Copy the lines verbatim, starting with the first line and ending with the line that contains "y-tick-label: $1,200 — [287, 165, 330, 181]", including both.

= DATASET RECORDS =
------------------------------

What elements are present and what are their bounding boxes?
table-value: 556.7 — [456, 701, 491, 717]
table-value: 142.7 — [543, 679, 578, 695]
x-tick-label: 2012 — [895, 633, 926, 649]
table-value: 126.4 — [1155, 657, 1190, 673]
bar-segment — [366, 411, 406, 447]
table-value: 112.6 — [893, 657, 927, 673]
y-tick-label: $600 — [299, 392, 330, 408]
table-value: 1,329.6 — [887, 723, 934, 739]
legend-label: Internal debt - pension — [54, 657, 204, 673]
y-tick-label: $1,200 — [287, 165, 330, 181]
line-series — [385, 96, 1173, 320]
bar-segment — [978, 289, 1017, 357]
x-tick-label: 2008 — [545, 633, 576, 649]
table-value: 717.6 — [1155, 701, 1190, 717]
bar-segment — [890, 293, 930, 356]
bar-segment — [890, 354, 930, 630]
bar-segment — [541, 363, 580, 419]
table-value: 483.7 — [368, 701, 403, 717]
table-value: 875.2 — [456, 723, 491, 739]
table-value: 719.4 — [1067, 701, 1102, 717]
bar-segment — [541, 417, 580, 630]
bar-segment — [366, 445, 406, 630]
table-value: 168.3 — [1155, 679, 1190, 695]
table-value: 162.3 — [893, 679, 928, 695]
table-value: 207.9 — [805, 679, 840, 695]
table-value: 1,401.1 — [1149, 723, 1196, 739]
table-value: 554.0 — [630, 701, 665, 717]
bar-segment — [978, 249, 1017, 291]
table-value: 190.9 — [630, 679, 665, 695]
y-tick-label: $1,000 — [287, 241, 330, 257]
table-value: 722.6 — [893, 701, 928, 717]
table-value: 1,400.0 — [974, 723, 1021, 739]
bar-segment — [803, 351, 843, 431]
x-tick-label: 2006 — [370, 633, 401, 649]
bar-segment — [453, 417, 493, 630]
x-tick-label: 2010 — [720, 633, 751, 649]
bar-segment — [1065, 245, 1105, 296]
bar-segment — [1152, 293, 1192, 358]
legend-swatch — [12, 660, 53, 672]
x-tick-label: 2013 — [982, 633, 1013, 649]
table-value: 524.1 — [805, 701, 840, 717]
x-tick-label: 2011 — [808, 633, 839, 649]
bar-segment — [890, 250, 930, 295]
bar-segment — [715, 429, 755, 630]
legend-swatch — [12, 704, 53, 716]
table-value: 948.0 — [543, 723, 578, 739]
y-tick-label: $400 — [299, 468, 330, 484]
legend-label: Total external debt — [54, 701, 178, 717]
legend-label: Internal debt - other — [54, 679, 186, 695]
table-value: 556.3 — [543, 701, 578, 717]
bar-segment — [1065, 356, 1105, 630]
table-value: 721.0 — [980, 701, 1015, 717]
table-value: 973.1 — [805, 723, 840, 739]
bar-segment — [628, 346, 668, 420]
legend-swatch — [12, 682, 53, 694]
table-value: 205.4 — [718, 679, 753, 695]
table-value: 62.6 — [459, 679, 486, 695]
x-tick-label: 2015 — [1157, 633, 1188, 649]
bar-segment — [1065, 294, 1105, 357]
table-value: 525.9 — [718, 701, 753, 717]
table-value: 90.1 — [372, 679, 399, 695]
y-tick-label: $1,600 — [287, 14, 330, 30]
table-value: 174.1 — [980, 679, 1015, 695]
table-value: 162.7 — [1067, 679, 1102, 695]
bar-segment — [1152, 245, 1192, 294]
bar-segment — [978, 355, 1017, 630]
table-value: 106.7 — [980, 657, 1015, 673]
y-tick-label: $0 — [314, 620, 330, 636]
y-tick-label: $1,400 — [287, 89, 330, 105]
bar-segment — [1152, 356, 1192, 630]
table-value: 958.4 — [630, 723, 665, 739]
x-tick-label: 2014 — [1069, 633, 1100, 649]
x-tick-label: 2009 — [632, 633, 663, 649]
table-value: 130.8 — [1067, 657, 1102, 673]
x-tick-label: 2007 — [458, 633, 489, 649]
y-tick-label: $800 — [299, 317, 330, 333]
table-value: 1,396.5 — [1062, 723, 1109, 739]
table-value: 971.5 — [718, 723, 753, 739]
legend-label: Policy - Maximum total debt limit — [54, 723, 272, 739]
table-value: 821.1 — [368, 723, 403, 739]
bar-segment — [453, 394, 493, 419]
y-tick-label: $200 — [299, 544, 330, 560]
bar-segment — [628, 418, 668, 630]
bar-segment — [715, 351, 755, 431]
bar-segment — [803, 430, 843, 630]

------------------------------

= EXPECTED OUTPUT =
What elements are present and what are their bounding boxes?
table-value: 556.7 — [456, 701, 491, 717]
table-value: 142.7 — [543, 679, 578, 695]
x-tick-label: 2012 — [895, 633, 926, 649]
table-value: 126.4 — [1155, 657, 1190, 673]
bar-segment — [366, 411, 406, 447]
table-value: 112.6 — [893, 657, 927, 673]
y-tick-label: $600 — [299, 392, 330, 408]
table-value: 1,329.6 — [887, 723, 934, 739]
legend-label: Internal debt - pension — [54, 657, 204, 673]
y-tick-label: $1,200 — [287, 165, 330, 181]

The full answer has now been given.